** BEGIN MATERIAL FOR THIS TASK **

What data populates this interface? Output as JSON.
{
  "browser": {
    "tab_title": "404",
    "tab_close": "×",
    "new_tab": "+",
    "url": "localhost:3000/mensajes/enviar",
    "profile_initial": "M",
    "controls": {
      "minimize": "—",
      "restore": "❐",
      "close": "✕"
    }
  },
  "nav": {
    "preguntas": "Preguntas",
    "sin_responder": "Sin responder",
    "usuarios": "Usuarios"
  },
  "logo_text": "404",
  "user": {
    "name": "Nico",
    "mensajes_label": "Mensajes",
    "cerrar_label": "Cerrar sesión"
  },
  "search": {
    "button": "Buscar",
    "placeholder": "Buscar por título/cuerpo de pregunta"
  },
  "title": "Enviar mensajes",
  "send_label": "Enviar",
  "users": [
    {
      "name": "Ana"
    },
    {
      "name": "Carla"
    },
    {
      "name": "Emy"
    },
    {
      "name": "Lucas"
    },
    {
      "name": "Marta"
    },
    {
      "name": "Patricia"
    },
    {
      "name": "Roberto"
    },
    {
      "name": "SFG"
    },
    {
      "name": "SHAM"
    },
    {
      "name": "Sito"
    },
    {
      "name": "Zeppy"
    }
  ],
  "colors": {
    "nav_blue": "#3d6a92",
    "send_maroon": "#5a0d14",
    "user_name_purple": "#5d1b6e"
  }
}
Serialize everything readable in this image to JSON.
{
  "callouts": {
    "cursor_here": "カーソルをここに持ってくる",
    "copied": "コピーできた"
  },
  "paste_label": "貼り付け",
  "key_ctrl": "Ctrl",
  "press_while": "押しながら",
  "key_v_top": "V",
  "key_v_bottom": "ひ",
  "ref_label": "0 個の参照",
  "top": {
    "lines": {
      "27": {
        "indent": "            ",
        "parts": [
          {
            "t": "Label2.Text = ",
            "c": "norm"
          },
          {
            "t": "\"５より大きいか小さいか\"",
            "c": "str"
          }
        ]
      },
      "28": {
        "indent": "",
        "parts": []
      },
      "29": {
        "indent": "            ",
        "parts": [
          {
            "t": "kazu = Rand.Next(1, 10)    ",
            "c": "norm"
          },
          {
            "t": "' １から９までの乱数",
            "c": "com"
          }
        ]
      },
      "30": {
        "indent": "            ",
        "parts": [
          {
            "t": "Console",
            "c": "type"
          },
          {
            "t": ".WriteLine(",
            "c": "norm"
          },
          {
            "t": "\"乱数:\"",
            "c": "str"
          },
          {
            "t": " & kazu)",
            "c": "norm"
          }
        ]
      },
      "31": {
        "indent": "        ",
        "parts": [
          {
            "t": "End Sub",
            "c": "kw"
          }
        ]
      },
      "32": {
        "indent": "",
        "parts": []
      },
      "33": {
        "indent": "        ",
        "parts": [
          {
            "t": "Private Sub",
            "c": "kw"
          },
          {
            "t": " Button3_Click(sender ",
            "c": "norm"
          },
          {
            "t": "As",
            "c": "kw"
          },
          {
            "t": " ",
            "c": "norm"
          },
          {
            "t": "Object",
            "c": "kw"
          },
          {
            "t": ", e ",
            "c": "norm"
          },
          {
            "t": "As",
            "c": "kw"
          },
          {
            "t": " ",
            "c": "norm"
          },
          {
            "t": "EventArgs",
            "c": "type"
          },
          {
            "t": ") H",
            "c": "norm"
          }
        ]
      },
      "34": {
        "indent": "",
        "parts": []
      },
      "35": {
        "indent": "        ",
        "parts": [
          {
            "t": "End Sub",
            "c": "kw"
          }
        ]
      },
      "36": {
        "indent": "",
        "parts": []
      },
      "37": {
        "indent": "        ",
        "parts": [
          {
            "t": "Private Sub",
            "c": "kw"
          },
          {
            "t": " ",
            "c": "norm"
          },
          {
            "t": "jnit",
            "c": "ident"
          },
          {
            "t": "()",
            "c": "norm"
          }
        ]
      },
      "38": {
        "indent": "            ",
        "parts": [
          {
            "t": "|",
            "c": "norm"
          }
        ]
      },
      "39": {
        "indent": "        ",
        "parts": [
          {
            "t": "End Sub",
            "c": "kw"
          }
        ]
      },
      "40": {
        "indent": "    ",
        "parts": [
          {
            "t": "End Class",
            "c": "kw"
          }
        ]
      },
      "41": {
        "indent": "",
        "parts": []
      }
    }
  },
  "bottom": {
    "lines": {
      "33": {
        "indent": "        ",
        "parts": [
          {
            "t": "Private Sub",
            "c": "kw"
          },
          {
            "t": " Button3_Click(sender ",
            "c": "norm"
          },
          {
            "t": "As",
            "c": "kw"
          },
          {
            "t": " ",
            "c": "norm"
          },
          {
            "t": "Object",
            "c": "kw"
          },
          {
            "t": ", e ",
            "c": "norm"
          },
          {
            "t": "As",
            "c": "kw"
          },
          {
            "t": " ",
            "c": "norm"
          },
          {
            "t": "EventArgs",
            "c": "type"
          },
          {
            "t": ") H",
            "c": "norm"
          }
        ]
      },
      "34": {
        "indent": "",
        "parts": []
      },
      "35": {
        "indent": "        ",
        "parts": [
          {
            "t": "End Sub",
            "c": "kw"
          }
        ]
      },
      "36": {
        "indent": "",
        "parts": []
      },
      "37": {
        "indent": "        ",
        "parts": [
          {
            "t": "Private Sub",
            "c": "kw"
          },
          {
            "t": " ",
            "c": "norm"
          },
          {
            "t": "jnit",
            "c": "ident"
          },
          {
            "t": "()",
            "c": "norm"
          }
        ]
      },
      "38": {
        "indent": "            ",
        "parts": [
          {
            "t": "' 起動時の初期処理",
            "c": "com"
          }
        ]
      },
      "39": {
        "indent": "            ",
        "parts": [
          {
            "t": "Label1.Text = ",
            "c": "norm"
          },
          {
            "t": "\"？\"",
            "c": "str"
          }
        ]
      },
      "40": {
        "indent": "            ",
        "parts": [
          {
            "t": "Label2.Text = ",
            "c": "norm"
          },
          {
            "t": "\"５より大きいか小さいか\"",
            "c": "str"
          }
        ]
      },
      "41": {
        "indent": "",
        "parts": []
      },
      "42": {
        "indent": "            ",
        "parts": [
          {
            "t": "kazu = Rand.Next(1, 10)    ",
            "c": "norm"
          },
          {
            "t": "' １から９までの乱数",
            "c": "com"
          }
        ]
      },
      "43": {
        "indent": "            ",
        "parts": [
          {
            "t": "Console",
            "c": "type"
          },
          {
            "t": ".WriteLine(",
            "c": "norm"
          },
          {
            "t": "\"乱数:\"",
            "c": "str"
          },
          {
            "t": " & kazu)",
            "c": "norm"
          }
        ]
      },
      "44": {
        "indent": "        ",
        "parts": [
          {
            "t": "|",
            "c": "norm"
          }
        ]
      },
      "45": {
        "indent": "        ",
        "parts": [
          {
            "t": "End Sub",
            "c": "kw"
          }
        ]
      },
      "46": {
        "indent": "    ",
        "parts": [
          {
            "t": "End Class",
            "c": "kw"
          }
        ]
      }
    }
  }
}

** END MATERIAL FOR THIS TASK **

# WHAT THE EXERCISE ASKS
Copy every line above that includes the string "JSON".

# REPLY TO THE TASK
What data populates this interface? Output as JSON.
Serialize everything readable in this image to JSON.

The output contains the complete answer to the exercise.